Items from a figure collection:
>>>>>
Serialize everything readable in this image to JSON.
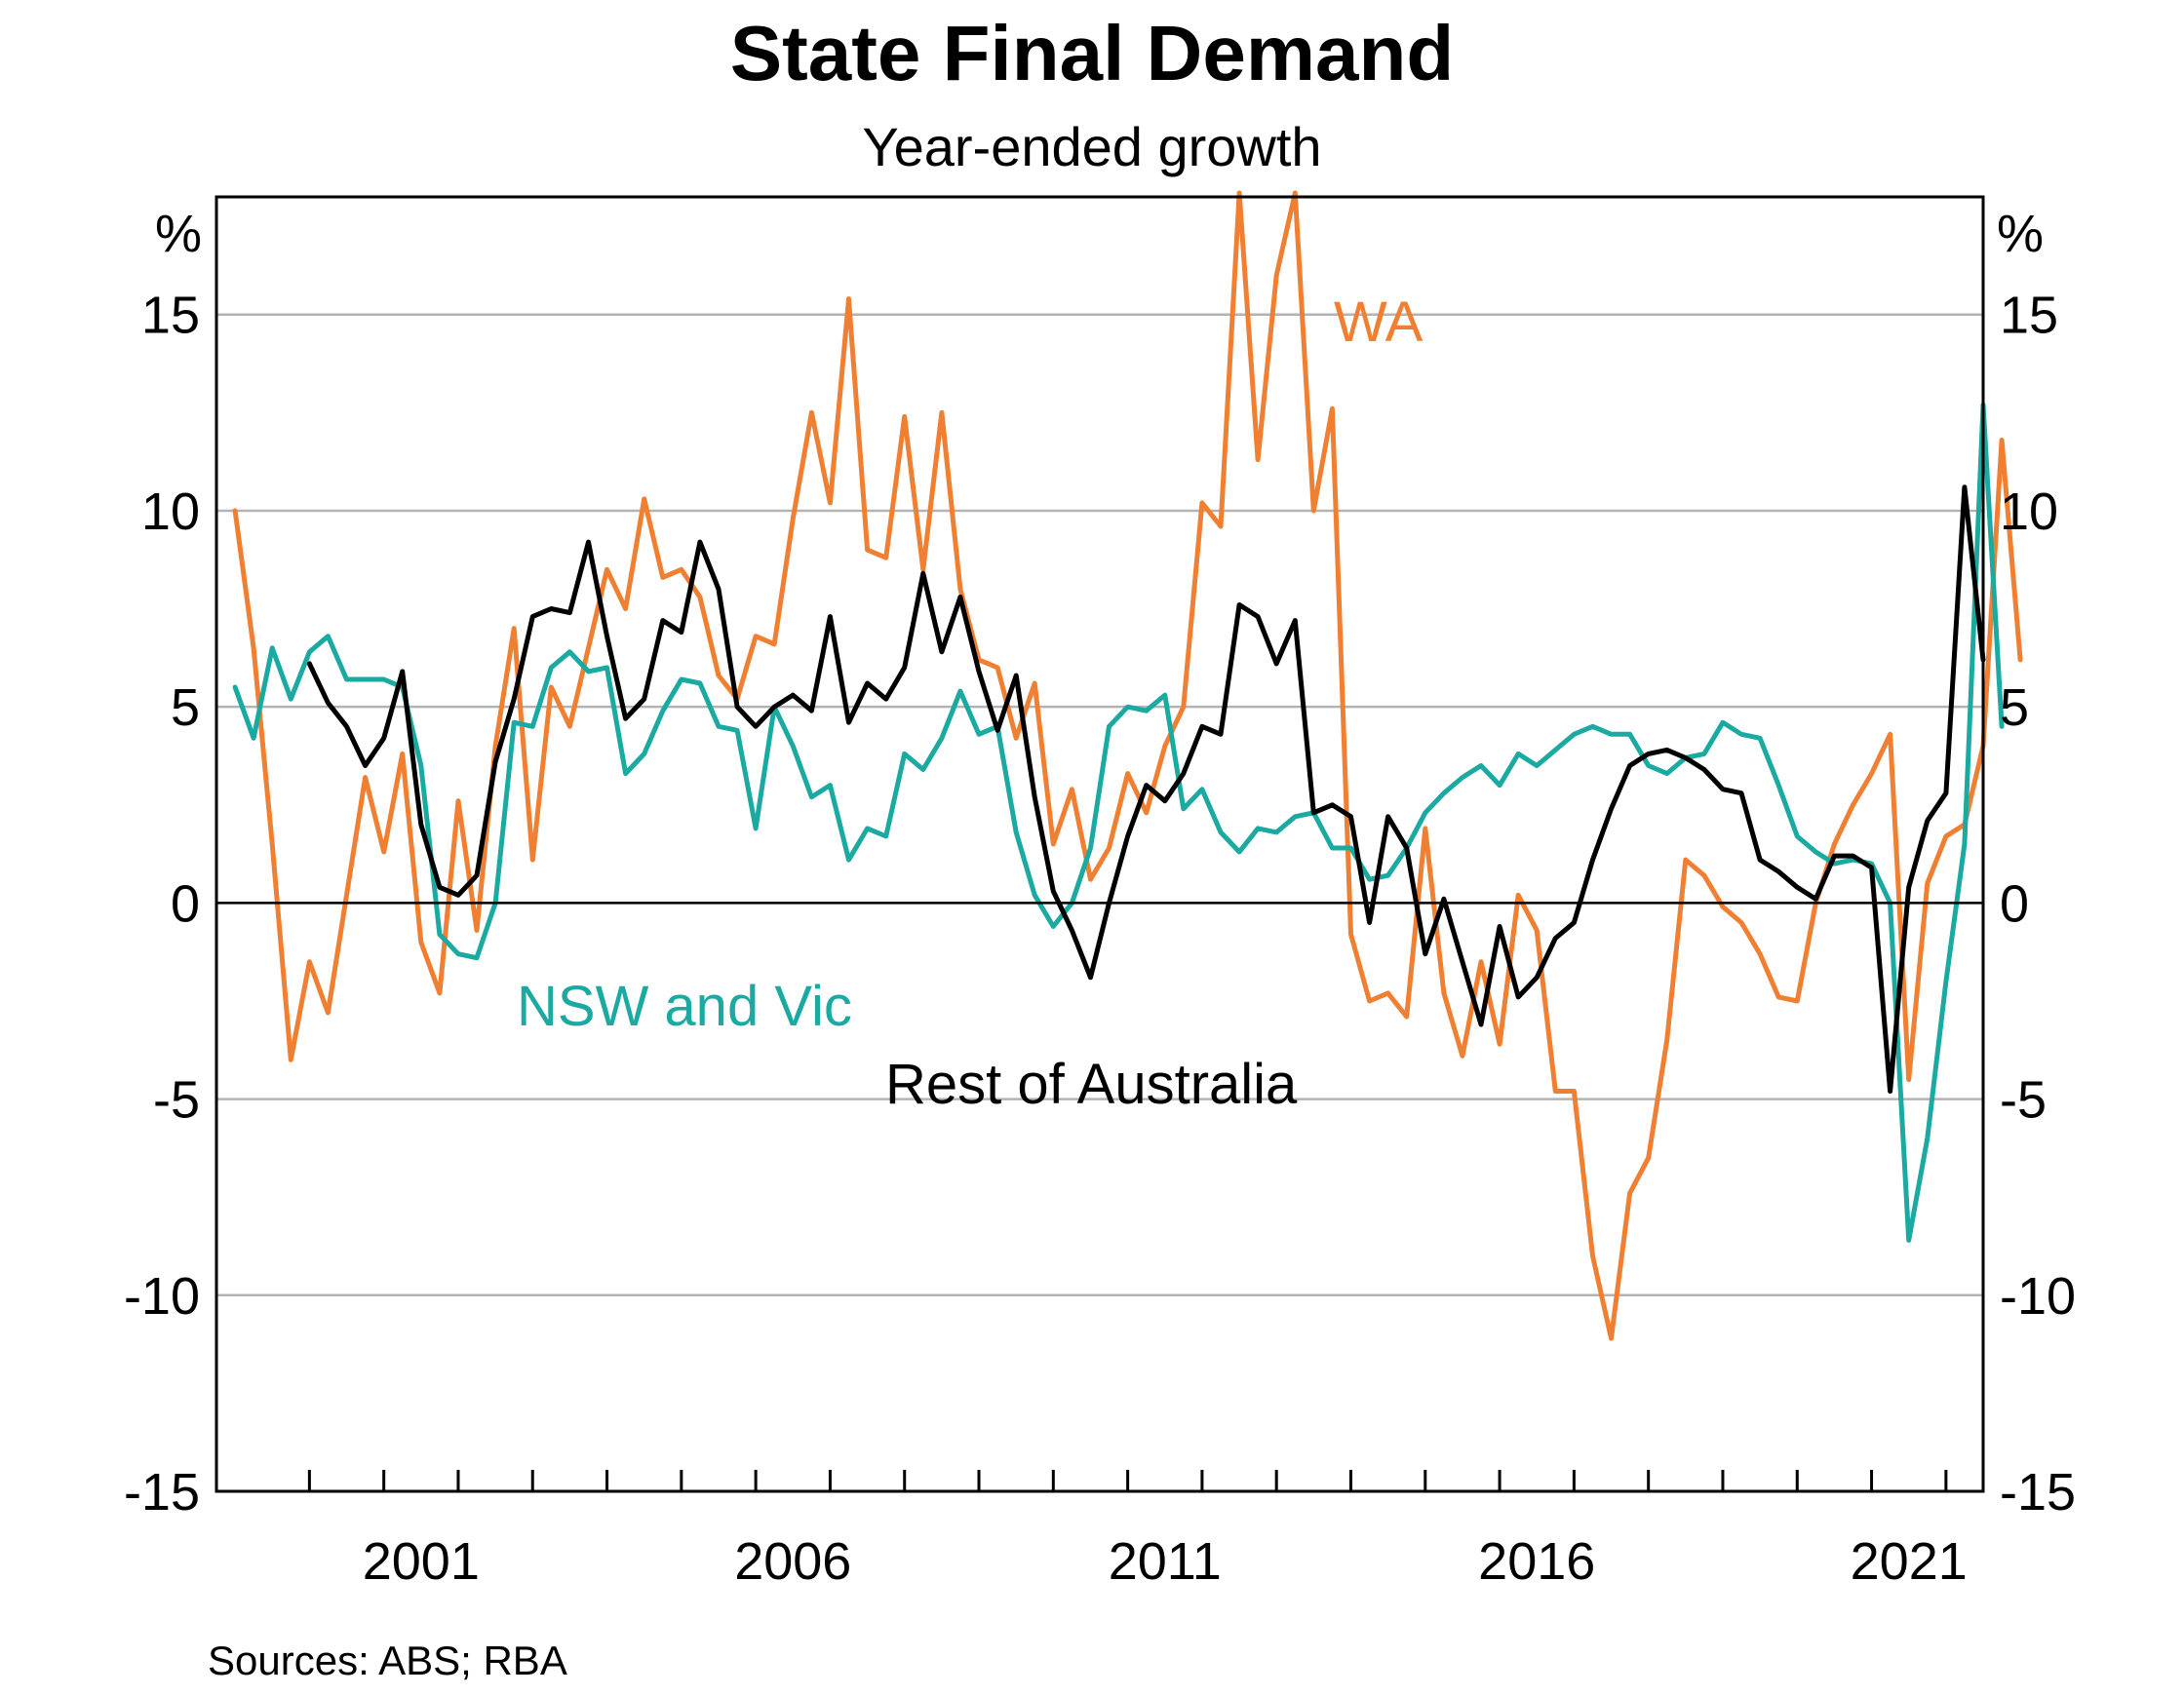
{
  "chart_data": {
    "type": "line",
    "title": "State Final Demand",
    "subtitle": "Year-ended growth",
    "ylabel_left": "%",
    "ylabel_right": "%",
    "ylim": [
      -15,
      18
    ],
    "yticks": [
      {
        "value": 15,
        "label": "15"
      },
      {
        "value": 10,
        "label": "10"
      },
      {
        "value": 5,
        "label": "5"
      },
      {
        "value": 0,
        "label": "0"
      },
      {
        "value": -5,
        "label": "-5"
      },
      {
        "value": -10,
        "label": "-10"
      },
      {
        "value": -15,
        "label": "-15"
      }
    ],
    "xlim": [
      1997.75,
      2021.5
    ],
    "xticks": [
      {
        "value": 2001,
        "label": "2001"
      },
      {
        "value": 2006,
        "label": "2006"
      },
      {
        "value": 2011,
        "label": "2011"
      },
      {
        "value": 2016,
        "label": "2016"
      },
      {
        "value": 2021,
        "label": "2021"
      }
    ],
    "source": "Sources: ABS; RBA",
    "series": [
      {
        "name": "WA",
        "color": "#f07f32",
        "label": "WA",
        "x_start": 1998.0,
        "x_step": 0.25,
        "values": [
          10.0,
          6.5,
          1.5,
          -4.0,
          -1.5,
          -2.8,
          0.2,
          3.2,
          1.3,
          3.8,
          -1.0,
          -2.3,
          2.6,
          -0.7,
          4.0,
          7.0,
          1.1,
          5.5,
          4.5,
          6.5,
          8.5,
          7.5,
          10.3,
          8.3,
          8.5,
          7.8,
          5.8,
          5.2,
          6.8,
          6.6,
          9.8,
          12.5,
          10.2,
          15.4,
          9.0,
          8.8,
          12.4,
          8.5,
          12.5,
          8.0,
          6.2,
          6.0,
          4.2,
          5.6,
          1.5,
          2.9,
          0.6,
          1.4,
          3.3,
          2.3,
          4.0,
          5.0,
          10.2,
          9.6,
          18.1,
          11.3,
          16.0,
          18.1,
          10.0,
          12.6,
          -0.8,
          -2.5,
          -2.3,
          -2.9,
          1.9,
          -2.3,
          -3.9,
          -1.5,
          -3.6,
          0.2,
          -0.7,
          -4.8,
          -4.8,
          -9.0,
          -11.1,
          -7.4,
          -6.5,
          -3.5,
          1.1,
          0.7,
          -0.1,
          -0.5,
          -1.3,
          -2.4,
          -2.5,
          0.0,
          1.5,
          2.5,
          3.3,
          4.3,
          -4.5,
          0.5,
          1.7,
          2.0,
          4.0,
          11.8,
          6.2
        ]
      },
      {
        "name": "NSW and Vic",
        "color": "#1aaaa1",
        "label": "NSW and Vic",
        "x_start": 1998.0,
        "x_step": 0.25,
        "values": [
          5.5,
          4.2,
          6.5,
          5.2,
          6.4,
          6.8,
          5.7,
          5.7,
          5.7,
          5.5,
          3.5,
          -0.8,
          -1.3,
          -1.4,
          0.0,
          4.6,
          4.5,
          6.0,
          6.4,
          5.9,
          6.0,
          3.3,
          3.8,
          4.9,
          5.7,
          5.6,
          4.5,
          4.4,
          1.9,
          5.0,
          4.0,
          2.7,
          3.0,
          1.1,
          1.9,
          1.7,
          3.8,
          3.4,
          4.2,
          5.4,
          4.3,
          4.5,
          1.8,
          0.2,
          -0.6,
          0.0,
          1.4,
          4.5,
          5.0,
          4.9,
          5.3,
          2.4,
          2.9,
          1.8,
          1.3,
          1.9,
          1.8,
          2.2,
          2.3,
          1.4,
          1.4,
          0.6,
          0.7,
          1.4,
          2.3,
          2.8,
          3.2,
          3.5,
          3.0,
          3.8,
          3.5,
          3.9,
          4.3,
          4.5,
          4.3,
          4.3,
          3.5,
          3.3,
          3.7,
          3.8,
          4.6,
          4.3,
          4.2,
          3.0,
          1.7,
          1.3,
          1.0,
          1.1,
          1.0,
          0.0,
          -8.6,
          -6.0,
          -2.0,
          1.5,
          12.7,
          4.5
        ]
      },
      {
        "name": "Rest of Australia",
        "color": "#000000",
        "label": "Rest of Australia",
        "x_start": 1999.0,
        "x_step": 0.25,
        "values": [
          6.1,
          5.1,
          4.5,
          3.5,
          4.2,
          5.9,
          2.0,
          0.4,
          0.2,
          0.7,
          3.6,
          5.2,
          7.3,
          7.5,
          7.4,
          9.2,
          6.8,
          4.7,
          5.2,
          7.2,
          6.9,
          9.2,
          8.0,
          5.0,
          4.5,
          5.0,
          5.3,
          4.9,
          7.3,
          4.6,
          5.6,
          5.2,
          6.0,
          8.4,
          6.4,
          7.8,
          5.9,
          4.4,
          5.8,
          2.7,
          0.3,
          -0.7,
          -1.9,
          0.0,
          1.7,
          3.0,
          2.6,
          3.3,
          4.5,
          4.3,
          7.6,
          7.3,
          6.1,
          7.2,
          2.3,
          2.5,
          2.2,
          -0.5,
          2.2,
          1.4,
          -1.3,
          0.1,
          -1.5,
          -3.1,
          -0.6,
          -2.4,
          -1.9,
          -0.9,
          -0.5,
          1.1,
          2.4,
          3.5,
          3.8,
          3.9,
          3.7,
          3.4,
          2.9,
          2.8,
          1.1,
          0.8,
          0.4,
          0.1,
          1.2,
          1.2,
          0.9,
          -4.8,
          0.4,
          2.1,
          2.8,
          10.6,
          6.2
        ]
      }
    ]
  }
}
<<<<<
Task description
The records shown above are to be repeated exactly, with the pictures left out.

Final answer
Serialize everything readable in this image to JSON.
{
  "chart_data": {
    "type": "line",
    "title": "State Final Demand",
    "subtitle": "Year-ended growth",
    "ylabel_left": "%",
    "ylabel_right": "%",
    "ylim": [
      -15,
      18
    ],
    "yticks": [
      {
        "value": 15,
        "label": "15"
      },
      {
        "value": 10,
        "label": "10"
      },
      {
        "value": 5,
        "label": "5"
      },
      {
        "value": 0,
        "label": "0"
      },
      {
        "value": -5,
        "label": "-5"
      },
      {
        "value": -10,
        "label": "-10"
      },
      {
        "value": -15,
        "label": "-15"
      }
    ],
    "xlim": [
      1997.75,
      2021.5
    ],
    "xticks": [
      {
        "value": 2001,
        "label": "2001"
      },
      {
        "value": 2006,
        "label": "2006"
      },
      {
        "value": 2011,
        "label": "2011"
      },
      {
        "value": 2016,
        "label": "2016"
      },
      {
        "value": 2021,
        "label": "2021"
      }
    ],
    "source": "Sources: ABS; RBA",
    "series": [
      {
        "name": "WA",
        "color": "#f07f32",
        "label": "WA",
        "x_start": 1998.0,
        "x_step": 0.25,
        "values": [
          10.0,
          6.5,
          1.5,
          -4.0,
          -1.5,
          -2.8,
          0.2,
          3.2,
          1.3,
          3.8,
          -1.0,
          -2.3,
          2.6,
          -0.7,
          4.0,
          7.0,
          1.1,
          5.5,
          4.5,
          6.5,
          8.5,
          7.5,
          10.3,
          8.3,
          8.5,
          7.8,
          5.8,
          5.2,
          6.8,
          6.6,
          9.8,
          12.5,
          10.2,
          15.4,
          9.0,
          8.8,
          12.4,
          8.5,
          12.5,
          8.0,
          6.2,
          6.0,
          4.2,
          5.6,
          1.5,
          2.9,
          0.6,
          1.4,
          3.3,
          2.3,
          4.0,
          5.0,
          10.2,
          9.6,
          18.1,
          11.3,
          16.0,
          18.1,
          10.0,
          12.6,
          -0.8,
          -2.5,
          -2.3,
          -2.9,
          1.9,
          -2.3,
          -3.9,
          -1.5,
          -3.6,
          0.2,
          -0.7,
          -4.8,
          -4.8,
          -9.0,
          -11.1,
          -7.4,
          -6.5,
          -3.5,
          1.1,
          0.7,
          -0.1,
          -0.5,
          -1.3,
          -2.4,
          -2.5,
          0.0,
          1.5,
          2.5,
          3.3,
          4.3,
          -4.5,
          0.5,
          1.7,
          2.0,
          4.0,
          11.8,
          6.2
        ]
      },
      {
        "name": "NSW and Vic",
        "color": "#1aaaa1",
        "label": "NSW and Vic",
        "x_start": 1998.0,
        "x_step": 0.25,
        "values": [
          5.5,
          4.2,
          6.5,
          5.2,
          6.4,
          6.8,
          5.7,
          5.7,
          5.7,
          5.5,
          3.5,
          -0.8,
          -1.3,
          -1.4,
          0.0,
          4.6,
          4.5,
          6.0,
          6.4,
          5.9,
          6.0,
          3.3,
          3.8,
          4.9,
          5.7,
          5.6,
          4.5,
          4.4,
          1.9,
          5.0,
          4.0,
          2.7,
          3.0,
          1.1,
          1.9,
          1.7,
          3.8,
          3.4,
          4.2,
          5.4,
          4.3,
          4.5,
          1.8,
          0.2,
          -0.6,
          0.0,
          1.4,
          4.5,
          5.0,
          4.9,
          5.3,
          2.4,
          2.9,
          1.8,
          1.3,
          1.9,
          1.8,
          2.2,
          2.3,
          1.4,
          1.4,
          0.6,
          0.7,
          1.4,
          2.3,
          2.8,
          3.2,
          3.5,
          3.0,
          3.8,
          3.5,
          3.9,
          4.3,
          4.5,
          4.3,
          4.3,
          3.5,
          3.3,
          3.7,
          3.8,
          4.6,
          4.3,
          4.2,
          3.0,
          1.7,
          1.3,
          1.0,
          1.1,
          1.0,
          0.0,
          -8.6,
          -6.0,
          -2.0,
          1.5,
          12.7,
          4.5
        ]
      },
      {
        "name": "Rest of Australia",
        "color": "#000000",
        "label": "Rest of Australia",
        "x_start": 1999.0,
        "x_step": 0.25,
        "values": [
          6.1,
          5.1,
          4.5,
          3.5,
          4.2,
          5.9,
          2.0,
          0.4,
          0.2,
          0.7,
          3.6,
          5.2,
          7.3,
          7.5,
          7.4,
          9.2,
          6.8,
          4.7,
          5.2,
          7.2,
          6.9,
          9.2,
          8.0,
          5.0,
          4.5,
          5.0,
          5.3,
          4.9,
          7.3,
          4.6,
          5.6,
          5.2,
          6.0,
          8.4,
          6.4,
          7.8,
          5.9,
          4.4,
          5.8,
          2.7,
          0.3,
          -0.7,
          -1.9,
          0.0,
          1.7,
          3.0,
          2.6,
          3.3,
          4.5,
          4.3,
          7.6,
          7.3,
          6.1,
          7.2,
          2.3,
          2.5,
          2.2,
          -0.5,
          2.2,
          1.4,
          -1.3,
          0.1,
          -1.5,
          -3.1,
          -0.6,
          -2.4,
          -1.9,
          -0.9,
          -0.5,
          1.1,
          2.4,
          3.5,
          3.8,
          3.9,
          3.7,
          3.4,
          2.9,
          2.8,
          1.1,
          0.8,
          0.4,
          0.1,
          1.2,
          1.2,
          0.9,
          -4.8,
          0.4,
          2.1,
          2.8,
          10.6,
          6.2
        ]
      }
    ]
  }
}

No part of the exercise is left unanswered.